* MATERIAL FOR THIS EXERCISE:
────────────────────

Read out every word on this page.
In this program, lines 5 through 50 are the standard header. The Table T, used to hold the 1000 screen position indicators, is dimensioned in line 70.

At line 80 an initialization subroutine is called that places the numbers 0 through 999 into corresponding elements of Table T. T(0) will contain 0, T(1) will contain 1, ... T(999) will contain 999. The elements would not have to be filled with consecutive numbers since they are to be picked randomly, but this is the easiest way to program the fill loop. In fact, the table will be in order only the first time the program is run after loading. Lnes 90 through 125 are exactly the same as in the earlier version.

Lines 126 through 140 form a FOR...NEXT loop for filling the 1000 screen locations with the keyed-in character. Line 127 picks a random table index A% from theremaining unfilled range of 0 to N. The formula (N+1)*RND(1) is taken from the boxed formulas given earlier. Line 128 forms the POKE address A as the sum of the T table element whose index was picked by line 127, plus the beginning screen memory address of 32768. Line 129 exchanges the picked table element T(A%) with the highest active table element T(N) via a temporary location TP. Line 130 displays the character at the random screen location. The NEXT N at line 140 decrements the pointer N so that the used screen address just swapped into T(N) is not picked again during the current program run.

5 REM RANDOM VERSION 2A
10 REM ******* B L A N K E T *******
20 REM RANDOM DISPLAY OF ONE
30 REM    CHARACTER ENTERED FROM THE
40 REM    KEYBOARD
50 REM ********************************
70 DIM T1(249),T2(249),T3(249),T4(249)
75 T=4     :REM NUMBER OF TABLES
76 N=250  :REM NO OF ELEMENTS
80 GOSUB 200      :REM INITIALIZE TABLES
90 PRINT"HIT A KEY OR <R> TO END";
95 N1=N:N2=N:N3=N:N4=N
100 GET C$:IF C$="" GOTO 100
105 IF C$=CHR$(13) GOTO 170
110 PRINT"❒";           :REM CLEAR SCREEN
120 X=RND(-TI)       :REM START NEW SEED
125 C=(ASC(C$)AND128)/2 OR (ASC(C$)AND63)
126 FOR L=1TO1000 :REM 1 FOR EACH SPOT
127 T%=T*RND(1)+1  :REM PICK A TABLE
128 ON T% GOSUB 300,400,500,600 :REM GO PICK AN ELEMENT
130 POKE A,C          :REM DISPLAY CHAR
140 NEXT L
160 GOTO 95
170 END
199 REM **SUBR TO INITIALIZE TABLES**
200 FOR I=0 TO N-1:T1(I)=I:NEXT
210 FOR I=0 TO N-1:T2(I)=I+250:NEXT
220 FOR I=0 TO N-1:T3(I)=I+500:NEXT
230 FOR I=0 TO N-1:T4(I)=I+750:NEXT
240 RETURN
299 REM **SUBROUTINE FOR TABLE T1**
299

────────────────────

* TO DO:
Make an exact copy of all the data.

* RESULT FOR THIS EXERCISE:
Read out every word on this page.
In this program, lines 5 through 50 are the standard header. The Table T, used to hold the 1000 screen position indicators, is dimensioned in line 70.

At line 80 an initialization subroutine is called that places the numbers 0 through 999 into corresponding elements of Table T. T(0) will contain 0, T(1) will contain 1, ... T(999) will contain 999. The elements would not have to be filled with consecutive numbers since they are to be picked randomly, but this is the easiest way to program the fill loop. In fact, the table will be in order only the first time the program is run after loading. Lnes 90 through 125 are exactly the same as in the earlier version.

Lines 126 through 140 form a FOR...NEXT loop for filling the 1000 screen locations with the keyed-in character. Line 127 picks a random table index A% from theremaining unfilled range of 0 to N. The formula (N+1)*RND(1) is taken from the boxed formulas given earlier. Line 128 forms the POKE address A as the sum of the T table element whose index was picked by line 127, plus the beginning screen memory address of 32768. Line 129 exchanges the picked table element T(A%) with the highest active table element T(N) via a temporary location TP. Line 130 displays the character at the random screen location. The NEXT N at line 140 decrements the pointer N so that the used screen address just swapped into T(N) is not picked again during the current program run.

5 REM RANDOM VERSION 2A
10 REM ******* B L A N K E T *******
20 REM RANDOM DISPLAY OF ONE
30 REM    CHARACTER ENTERED FROM THE
40 REM    KEYBOARD
50 REM ********************************
70 DIM T1(249),T2(249),T3(249),T4(249)
75 T=4     :REM NUMBER OF TABLES
76 N=250  :REM NO OF ELEMENTS
80 GOSUB 200      :REM INITIALIZE TABLES
90 PRINT"HIT A KEY OR <R> TO END";
95 N1=N:N2=N:N3=N:N4=N
100 GET C$:IF C$="" GOTO 100
105 IF C$=CHR$(13) GOTO 170
110 PRINT"❒";           :REM CLEAR SCREEN
120 X=RND(-TI)       :REM START NEW SEED
125 C=(ASC(C$)AND128)/2 OR (ASC(C$)AND63)
126 FOR L=1TO1000 :REM 1 FOR EACH SPOT
127 T%=T*RND(1)+1  :REM PICK A TABLE
128 ON T% GOSUB 300,400,500,600 :REM GO PICK AN ELEMENT
130 POKE A,C          :REM DISPLAY CHAR
140 NEXT L
160 GOTO 95
170 END
199 REM **SUBR TO INITIALIZE TABLES**
200 FOR I=0 TO N-1:T1(I)=I:NEXT
210 FOR I=0 TO N-1:T2(I)=I+250:NEXT
220 FOR I=0 TO N-1:T3(I)=I+500:NEXT
230 FOR I=0 TO N-1:T4(I)=I+750:NEXT
240 RETURN
299 REM **SUBROUTINE FOR TABLE T1**
299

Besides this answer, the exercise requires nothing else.